**Aufgabenstellung:**
- A) Entscheiden Sie für jede der folgenden Aussagen, ob sie mit dem Text über den SIMEP-Parlamentstag übereinstimmt, und belegen Sie Ihr Ja oder Nein mit den ausschlaggebenden Worten des Textes im genauen Wortlaut. (i) Ricarda Winkelmann gehört dem Potsdamer Institut für Klimafolgenforschung an. (ii) Der erste Tagesordnungspunkt der Sitzung ist eine Abstimmung über den Haushalt. (iii) Die 20. Sitzung der SIMEP wird von Sebastian Harnika eröffnet.
- B) Wer ergreift laut dem Text über den SIMEP-Parlamentstag bereits das Wort, als live in das Parlament geschaltet wird?
- C) Schreiben Sie den Text über den SIMEP-Parlamentstag im Anschluss an seinen letzten Satz weiter.

**Vorliegender Textauszug:**
^^^^^^^^^^^^^^^^
Der zweite SIMEP-Parlamentstag beginnt dort, wo er gestern endete: mit weiteren informellen Verhandlungen zwischen den Fraktionen. Zur Mittagspause stellten sich dann die Fragen: Werden die geschmiedeten Allianzen bis zur Plenarsitzung halten? Werden die einzelnen Fraktionen zu ihrem Wort stehen?

Junior-Professorin Dr. Ricarda Winkelmann. Foto: Frieder Unselt.

Doch bevor die Aussprache im Plenum stattfindet, steht der Besuch von Juniorprofessorin Ricarda Winkelmann vom Potsdamer Institut für Klimafolgenforschung an. Ricarda Winkelmann präsentiert neueste Ergebnisse ihrer Forschung und ordnet die neuesten Beschlüsse der Klimakonferenz für die SIMEP-Teilnehmer*innen ein. Wie am Tag zuvor, kommen die SIMEP-Parlamentarier*innen mit der Expertin ins Gespräch und können so  weitere Argumente für die anstehende Sitzung sammeln.

Wir schalten nun live in das SIMEP-Parlament, wo Parlamentspräsident Sebastian Harnika die 20. Sitzung der SIMEP gerade eröffnet hat. Erster Tagesordnungspunkt ist die Aussprache zur „Zukunft der EU“. Die jeweiligen Fraktionssprecher*innen werden im Folgenden die Position ihrer Fraktion vorstellen. Es spricht bereits der Fraktionsvorsitzende der EVP-Fraktion

Soundbite: Plenardebatte

Die Eröffnungsreden der Fraktionsvorsitzenden setzen den Ton der anstehenden Debatte zur Zukunft der EU.
^^^^^^^^^^^^^^^^
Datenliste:
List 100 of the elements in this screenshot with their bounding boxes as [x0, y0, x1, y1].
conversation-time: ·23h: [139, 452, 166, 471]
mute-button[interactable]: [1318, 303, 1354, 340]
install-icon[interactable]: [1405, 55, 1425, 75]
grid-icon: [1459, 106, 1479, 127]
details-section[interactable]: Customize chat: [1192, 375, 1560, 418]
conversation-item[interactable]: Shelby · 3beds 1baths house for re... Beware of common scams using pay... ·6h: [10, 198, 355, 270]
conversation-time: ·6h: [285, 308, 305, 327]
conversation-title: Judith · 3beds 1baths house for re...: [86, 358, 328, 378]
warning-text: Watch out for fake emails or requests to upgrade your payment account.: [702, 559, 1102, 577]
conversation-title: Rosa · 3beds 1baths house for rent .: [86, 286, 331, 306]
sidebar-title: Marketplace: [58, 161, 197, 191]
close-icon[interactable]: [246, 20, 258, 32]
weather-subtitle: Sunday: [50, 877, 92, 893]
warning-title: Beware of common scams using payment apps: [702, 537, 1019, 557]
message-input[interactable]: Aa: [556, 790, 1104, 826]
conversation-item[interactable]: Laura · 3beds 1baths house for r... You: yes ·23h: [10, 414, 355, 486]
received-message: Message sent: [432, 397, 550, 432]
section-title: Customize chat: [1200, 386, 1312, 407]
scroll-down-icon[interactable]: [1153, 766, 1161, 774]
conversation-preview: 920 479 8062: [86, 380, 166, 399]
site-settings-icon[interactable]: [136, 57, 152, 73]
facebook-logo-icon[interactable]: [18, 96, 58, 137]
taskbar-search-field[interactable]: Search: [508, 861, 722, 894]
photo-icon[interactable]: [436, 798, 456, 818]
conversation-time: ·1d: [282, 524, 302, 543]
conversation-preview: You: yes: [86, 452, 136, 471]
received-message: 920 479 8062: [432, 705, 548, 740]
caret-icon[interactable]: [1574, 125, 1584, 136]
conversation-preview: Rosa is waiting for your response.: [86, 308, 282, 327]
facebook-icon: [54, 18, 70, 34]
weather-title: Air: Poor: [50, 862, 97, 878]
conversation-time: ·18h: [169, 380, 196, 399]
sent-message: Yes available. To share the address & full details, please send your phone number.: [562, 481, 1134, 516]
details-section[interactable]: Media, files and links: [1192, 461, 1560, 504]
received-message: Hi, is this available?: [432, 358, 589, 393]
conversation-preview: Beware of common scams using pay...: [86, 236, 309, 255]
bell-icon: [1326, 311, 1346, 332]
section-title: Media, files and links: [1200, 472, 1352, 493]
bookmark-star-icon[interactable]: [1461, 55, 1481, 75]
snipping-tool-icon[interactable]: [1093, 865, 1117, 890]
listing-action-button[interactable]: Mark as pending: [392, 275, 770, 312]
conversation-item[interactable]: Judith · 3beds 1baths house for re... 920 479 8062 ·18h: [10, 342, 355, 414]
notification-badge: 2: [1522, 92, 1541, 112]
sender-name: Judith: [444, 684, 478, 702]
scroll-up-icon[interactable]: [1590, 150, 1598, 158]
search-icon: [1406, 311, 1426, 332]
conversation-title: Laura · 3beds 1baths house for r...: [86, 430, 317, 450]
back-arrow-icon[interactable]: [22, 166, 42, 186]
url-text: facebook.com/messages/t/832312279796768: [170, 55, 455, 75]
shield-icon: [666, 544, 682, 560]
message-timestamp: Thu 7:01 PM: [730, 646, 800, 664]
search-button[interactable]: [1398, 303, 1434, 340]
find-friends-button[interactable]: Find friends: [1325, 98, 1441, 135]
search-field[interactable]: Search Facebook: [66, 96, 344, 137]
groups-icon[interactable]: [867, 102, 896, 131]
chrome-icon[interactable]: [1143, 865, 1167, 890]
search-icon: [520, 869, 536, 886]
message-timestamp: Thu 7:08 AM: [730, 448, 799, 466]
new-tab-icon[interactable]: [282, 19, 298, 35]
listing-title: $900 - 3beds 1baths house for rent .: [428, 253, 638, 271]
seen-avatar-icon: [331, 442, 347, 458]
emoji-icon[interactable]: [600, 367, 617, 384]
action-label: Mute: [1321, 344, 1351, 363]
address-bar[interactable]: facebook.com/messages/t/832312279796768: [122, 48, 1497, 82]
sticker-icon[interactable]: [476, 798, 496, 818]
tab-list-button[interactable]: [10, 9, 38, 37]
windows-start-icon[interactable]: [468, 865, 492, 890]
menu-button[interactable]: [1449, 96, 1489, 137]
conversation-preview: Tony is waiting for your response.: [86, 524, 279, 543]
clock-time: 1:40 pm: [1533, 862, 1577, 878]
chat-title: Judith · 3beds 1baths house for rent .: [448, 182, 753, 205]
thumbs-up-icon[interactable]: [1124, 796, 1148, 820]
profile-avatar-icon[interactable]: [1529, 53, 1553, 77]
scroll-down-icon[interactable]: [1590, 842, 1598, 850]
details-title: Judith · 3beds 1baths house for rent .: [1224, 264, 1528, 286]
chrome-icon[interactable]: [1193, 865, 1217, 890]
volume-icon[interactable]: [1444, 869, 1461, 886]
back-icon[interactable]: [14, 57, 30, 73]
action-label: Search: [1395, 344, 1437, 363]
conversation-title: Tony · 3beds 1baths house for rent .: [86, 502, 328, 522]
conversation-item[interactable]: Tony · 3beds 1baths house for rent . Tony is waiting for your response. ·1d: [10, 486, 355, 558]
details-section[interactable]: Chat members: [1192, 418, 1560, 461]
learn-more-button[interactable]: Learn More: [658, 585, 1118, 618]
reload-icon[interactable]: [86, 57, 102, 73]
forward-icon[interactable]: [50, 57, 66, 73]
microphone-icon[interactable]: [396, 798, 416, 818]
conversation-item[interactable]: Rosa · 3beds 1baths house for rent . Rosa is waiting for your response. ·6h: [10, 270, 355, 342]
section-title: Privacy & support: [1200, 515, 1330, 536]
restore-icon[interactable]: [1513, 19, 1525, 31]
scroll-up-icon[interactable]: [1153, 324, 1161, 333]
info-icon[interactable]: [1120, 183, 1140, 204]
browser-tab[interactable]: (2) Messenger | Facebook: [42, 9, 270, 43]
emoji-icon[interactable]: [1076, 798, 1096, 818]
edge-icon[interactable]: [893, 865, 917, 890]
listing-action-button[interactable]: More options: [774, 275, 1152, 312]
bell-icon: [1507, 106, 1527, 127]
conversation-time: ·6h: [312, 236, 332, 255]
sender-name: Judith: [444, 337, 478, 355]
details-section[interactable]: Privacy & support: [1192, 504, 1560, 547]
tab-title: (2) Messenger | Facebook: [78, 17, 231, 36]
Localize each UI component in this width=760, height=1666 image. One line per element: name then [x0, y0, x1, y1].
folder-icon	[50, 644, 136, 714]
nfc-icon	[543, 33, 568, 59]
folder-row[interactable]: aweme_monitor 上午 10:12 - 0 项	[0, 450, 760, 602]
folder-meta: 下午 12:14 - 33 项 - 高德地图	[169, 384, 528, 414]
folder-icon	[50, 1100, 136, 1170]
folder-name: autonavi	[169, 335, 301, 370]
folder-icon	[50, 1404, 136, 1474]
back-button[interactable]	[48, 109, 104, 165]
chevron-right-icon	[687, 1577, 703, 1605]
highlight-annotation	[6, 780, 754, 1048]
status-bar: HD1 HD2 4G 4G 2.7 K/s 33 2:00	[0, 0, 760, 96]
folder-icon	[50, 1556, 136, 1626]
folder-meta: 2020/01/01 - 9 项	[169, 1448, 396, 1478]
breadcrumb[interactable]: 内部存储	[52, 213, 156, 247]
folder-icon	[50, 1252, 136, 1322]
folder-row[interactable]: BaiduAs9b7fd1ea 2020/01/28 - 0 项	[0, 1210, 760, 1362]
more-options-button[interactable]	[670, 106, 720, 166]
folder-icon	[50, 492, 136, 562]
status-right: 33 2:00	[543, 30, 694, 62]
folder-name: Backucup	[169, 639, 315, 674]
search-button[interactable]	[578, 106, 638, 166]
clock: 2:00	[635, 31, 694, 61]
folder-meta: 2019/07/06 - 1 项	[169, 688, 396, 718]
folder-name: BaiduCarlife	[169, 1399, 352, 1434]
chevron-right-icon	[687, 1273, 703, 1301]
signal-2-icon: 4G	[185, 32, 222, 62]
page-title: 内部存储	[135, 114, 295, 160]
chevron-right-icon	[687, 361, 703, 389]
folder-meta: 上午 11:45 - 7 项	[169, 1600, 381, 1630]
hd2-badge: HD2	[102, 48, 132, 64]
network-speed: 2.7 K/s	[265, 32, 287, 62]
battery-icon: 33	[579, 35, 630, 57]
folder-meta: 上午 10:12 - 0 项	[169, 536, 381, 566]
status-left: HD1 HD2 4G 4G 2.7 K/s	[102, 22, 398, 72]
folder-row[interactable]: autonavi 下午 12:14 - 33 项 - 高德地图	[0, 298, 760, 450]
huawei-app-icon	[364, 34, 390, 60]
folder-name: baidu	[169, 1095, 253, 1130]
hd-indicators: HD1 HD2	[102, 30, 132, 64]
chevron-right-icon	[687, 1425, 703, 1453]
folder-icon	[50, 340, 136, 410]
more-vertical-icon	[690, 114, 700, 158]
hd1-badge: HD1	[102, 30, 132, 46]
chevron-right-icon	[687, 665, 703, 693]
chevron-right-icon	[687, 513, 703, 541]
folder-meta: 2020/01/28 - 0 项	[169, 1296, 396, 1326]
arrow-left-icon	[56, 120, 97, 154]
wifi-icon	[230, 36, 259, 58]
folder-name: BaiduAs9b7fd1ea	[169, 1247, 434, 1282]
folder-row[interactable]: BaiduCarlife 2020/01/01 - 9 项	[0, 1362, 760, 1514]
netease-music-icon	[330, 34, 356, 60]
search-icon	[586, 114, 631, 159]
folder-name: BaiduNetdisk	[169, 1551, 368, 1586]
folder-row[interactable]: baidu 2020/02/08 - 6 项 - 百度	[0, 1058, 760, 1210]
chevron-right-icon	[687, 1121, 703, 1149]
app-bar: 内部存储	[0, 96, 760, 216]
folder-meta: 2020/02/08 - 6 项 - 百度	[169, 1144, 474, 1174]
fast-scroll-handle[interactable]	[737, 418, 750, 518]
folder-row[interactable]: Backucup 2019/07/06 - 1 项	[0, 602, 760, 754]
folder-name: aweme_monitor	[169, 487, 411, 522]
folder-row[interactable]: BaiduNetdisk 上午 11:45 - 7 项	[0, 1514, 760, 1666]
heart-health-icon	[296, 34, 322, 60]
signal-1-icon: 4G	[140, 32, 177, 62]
^^^^^^^^^^^^^^^^
**Lösungen:**
- A)
(i) Ja: »Juniorprofessorin Ricarda Winkelmann vom Potsdamer Institut für Klimafolgenforschung«
(ii) Nein: »Erster Tagesordnungspunkt ist die Aussprache zur „Zukunft der EU“.«
(iii) Ja: »wo Parlamentspräsident Sebastian Harnika die 20. Sitzung der SIMEP gerade eröffnet hat«

- B) Der Fraktionsvorsitzende der EVP-Fraktion spricht bereits.

- C)
Plenardebatte der XX. SIMEP. Foto: Frieder Unselt.

Wer leidenschaftlich debattiert, braucht auch Stärkung. Ich begebe mich in die Wandelhalle, wo die SIMEP-Betreuer*innen bereits wieder für Getränke und Snacks sorgen.

Hier treffe ich Ricarda Thimm. Ricarda ist Leiterin des Orgateams. Von Ricarda wollte ich wissen, wie viel ehrenamtliche Helferinnen und Helfer die SIMEP unterstüzen.

Interview mit Ricarda.

Während ich mit Ricarda in der Wandelhalle spreche, diskutieren die SIMEP-Abgeordneten im Plenarsaal Änderungsanträge zum Thema „Zukunft der EU“.

Ich nehme mir eine kleine Auszeit von der SIMEP und streife durch das Abgeordnetenhaus.
Das Parlamentsgebäude wurde  1899 feierlich als   eröffnet. Bis zum Ende des Kaiserreichs zogen hier die ausschließlich männlichen Abgeordneten ein. Bis 1918 bestimmte das Dreiklassenwahlrecht die Zusammensetzung des Parlaments.

In der Wandelhalle erinnert derzeit eine Ausstellung an die revolutionäre Situation vor 100 Jahren. 1919 ist der Beginn der Weimarer Republik und mit ihr die Neuregelung der Wahlgesetze. Erstmals konnten in geheimer, direkter und freier Wahl Männer und Frauen wählen und gewählt werden.

Ein Moment in dem für mich Utopie und Realität zusammenkommen.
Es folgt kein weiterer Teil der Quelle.